(Aim):
Search the entries for the word "Science" and pull out each line that has it.

(Given records):
----

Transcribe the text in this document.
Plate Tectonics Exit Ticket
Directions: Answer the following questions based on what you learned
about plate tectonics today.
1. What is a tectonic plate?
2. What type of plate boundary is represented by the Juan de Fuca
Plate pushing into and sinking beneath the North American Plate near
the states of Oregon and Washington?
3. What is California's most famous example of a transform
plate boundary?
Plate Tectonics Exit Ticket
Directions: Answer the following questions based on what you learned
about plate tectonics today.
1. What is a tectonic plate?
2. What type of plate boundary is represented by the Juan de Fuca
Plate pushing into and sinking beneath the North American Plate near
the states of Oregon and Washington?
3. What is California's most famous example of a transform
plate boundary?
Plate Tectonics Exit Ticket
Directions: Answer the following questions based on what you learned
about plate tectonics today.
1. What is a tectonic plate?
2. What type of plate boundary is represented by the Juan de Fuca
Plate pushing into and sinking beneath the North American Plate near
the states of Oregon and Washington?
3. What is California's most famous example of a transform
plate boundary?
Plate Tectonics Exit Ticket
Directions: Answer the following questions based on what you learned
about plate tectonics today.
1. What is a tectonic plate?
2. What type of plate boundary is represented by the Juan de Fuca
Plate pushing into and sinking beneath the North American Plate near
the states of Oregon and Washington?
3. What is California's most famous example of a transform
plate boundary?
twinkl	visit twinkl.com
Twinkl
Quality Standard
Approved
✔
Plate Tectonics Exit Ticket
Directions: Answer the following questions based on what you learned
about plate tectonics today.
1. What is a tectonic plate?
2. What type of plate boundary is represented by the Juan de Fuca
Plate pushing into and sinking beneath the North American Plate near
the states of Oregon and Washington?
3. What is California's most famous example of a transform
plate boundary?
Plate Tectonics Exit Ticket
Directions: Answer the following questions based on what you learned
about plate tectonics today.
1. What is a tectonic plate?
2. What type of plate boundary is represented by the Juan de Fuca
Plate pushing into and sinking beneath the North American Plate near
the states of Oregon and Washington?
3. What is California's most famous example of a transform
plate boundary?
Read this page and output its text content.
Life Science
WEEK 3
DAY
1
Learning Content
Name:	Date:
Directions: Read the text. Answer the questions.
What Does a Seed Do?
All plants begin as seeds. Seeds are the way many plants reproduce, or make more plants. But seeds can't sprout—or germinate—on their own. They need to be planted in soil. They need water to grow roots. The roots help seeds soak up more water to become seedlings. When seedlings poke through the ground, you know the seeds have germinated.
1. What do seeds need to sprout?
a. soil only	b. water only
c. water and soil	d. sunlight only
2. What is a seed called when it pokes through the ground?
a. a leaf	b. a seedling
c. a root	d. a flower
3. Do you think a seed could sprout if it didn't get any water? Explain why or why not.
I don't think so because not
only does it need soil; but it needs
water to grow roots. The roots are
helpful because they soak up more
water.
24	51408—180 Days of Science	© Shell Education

----

(Full response):
Life Science
24	51408—180 Days of Science	© Shell Education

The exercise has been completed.